→ **Task requirements**
Copy out each line containing "style" from the entries below.
- - - -
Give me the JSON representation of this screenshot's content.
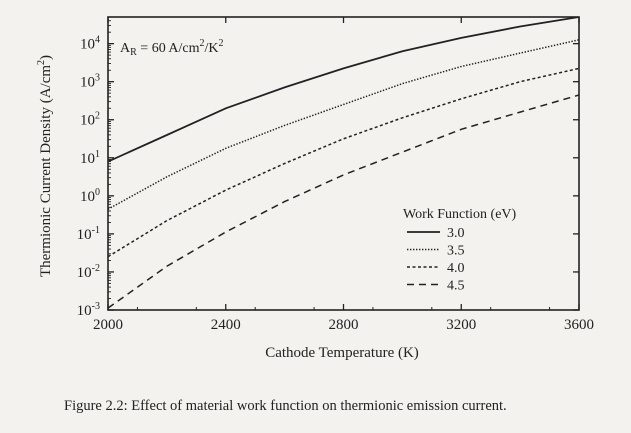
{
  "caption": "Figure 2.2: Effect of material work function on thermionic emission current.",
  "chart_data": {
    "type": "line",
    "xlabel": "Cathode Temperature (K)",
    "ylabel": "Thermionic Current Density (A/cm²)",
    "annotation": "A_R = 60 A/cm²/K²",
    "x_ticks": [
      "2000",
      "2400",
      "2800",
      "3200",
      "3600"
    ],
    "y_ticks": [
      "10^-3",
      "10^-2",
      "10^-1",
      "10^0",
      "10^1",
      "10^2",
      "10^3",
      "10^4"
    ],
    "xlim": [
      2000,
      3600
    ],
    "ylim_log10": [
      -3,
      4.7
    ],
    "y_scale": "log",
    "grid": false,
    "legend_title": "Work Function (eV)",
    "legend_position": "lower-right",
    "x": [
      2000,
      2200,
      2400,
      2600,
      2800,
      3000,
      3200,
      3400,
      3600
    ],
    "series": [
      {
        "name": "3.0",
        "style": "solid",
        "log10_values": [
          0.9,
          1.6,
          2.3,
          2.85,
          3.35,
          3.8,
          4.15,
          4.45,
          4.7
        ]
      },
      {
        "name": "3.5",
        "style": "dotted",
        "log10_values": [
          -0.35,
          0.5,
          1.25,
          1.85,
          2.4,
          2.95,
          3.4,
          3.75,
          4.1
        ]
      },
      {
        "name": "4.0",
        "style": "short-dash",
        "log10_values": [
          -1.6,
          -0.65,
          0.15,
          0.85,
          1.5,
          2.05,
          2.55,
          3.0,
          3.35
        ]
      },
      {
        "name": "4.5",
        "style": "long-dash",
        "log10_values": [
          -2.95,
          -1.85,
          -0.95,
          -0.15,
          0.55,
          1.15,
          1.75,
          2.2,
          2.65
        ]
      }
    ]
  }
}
- - - -
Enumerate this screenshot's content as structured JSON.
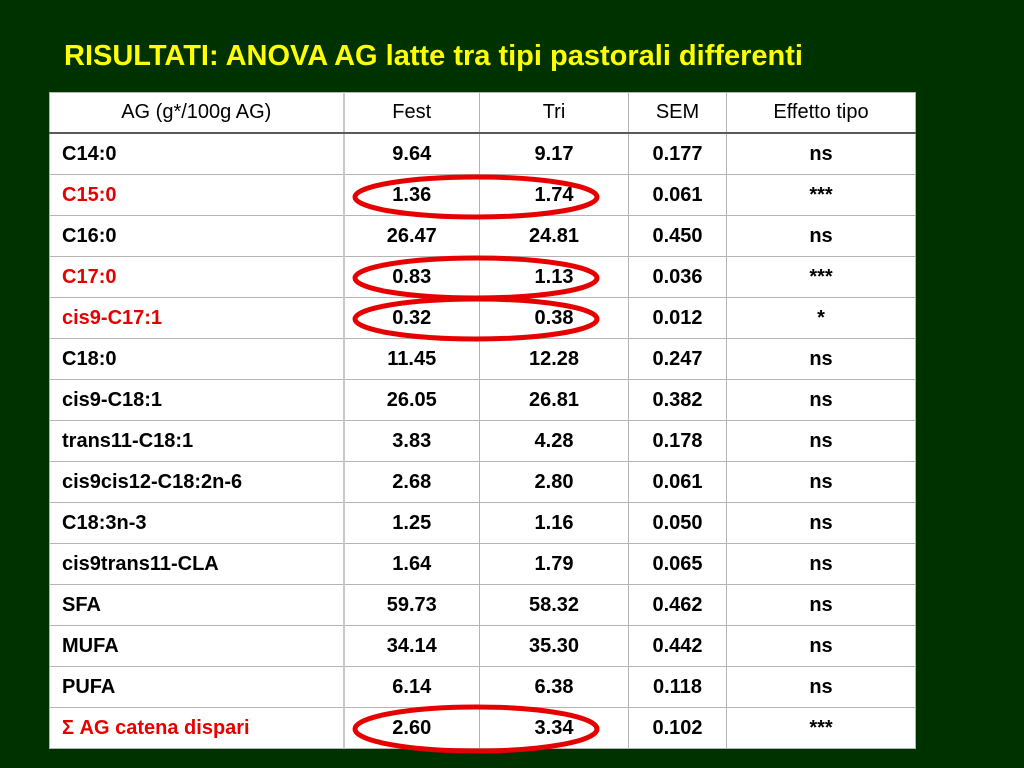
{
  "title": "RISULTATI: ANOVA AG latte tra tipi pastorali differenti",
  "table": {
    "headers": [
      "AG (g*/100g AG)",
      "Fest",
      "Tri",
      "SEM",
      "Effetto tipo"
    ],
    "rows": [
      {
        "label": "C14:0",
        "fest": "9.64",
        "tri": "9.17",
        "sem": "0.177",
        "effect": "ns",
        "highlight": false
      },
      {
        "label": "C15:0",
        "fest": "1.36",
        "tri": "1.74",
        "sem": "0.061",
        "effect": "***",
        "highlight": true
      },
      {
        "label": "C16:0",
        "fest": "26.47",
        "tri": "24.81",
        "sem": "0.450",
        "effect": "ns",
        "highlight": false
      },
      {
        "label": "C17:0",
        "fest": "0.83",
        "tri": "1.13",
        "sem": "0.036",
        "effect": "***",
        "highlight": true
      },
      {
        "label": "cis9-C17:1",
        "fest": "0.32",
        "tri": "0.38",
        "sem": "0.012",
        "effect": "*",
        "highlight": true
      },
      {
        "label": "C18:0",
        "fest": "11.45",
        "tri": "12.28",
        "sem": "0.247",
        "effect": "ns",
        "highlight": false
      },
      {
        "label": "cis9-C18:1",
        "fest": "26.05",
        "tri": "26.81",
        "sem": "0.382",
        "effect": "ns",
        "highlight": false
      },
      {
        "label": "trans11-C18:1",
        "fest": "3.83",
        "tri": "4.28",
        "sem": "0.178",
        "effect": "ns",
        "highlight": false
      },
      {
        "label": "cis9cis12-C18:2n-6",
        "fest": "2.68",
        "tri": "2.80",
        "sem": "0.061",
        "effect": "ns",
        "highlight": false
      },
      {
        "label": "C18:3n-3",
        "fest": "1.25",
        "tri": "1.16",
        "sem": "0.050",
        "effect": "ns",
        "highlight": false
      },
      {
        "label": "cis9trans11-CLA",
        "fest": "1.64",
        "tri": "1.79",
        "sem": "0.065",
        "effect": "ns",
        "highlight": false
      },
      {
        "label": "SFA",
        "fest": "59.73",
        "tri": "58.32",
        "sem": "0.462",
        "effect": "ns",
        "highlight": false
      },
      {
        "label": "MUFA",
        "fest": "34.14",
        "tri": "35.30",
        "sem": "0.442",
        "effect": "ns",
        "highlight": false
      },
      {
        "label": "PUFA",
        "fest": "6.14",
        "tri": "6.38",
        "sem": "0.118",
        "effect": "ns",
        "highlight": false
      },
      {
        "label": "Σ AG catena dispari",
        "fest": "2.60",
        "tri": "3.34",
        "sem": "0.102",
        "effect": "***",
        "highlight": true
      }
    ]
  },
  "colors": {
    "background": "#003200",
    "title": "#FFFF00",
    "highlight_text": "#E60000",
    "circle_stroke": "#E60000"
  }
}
- - - -
→ **Result**
        "style": "solid",
        "style": "dotted",
        "style": "short-dash",
        "style": "long-dash",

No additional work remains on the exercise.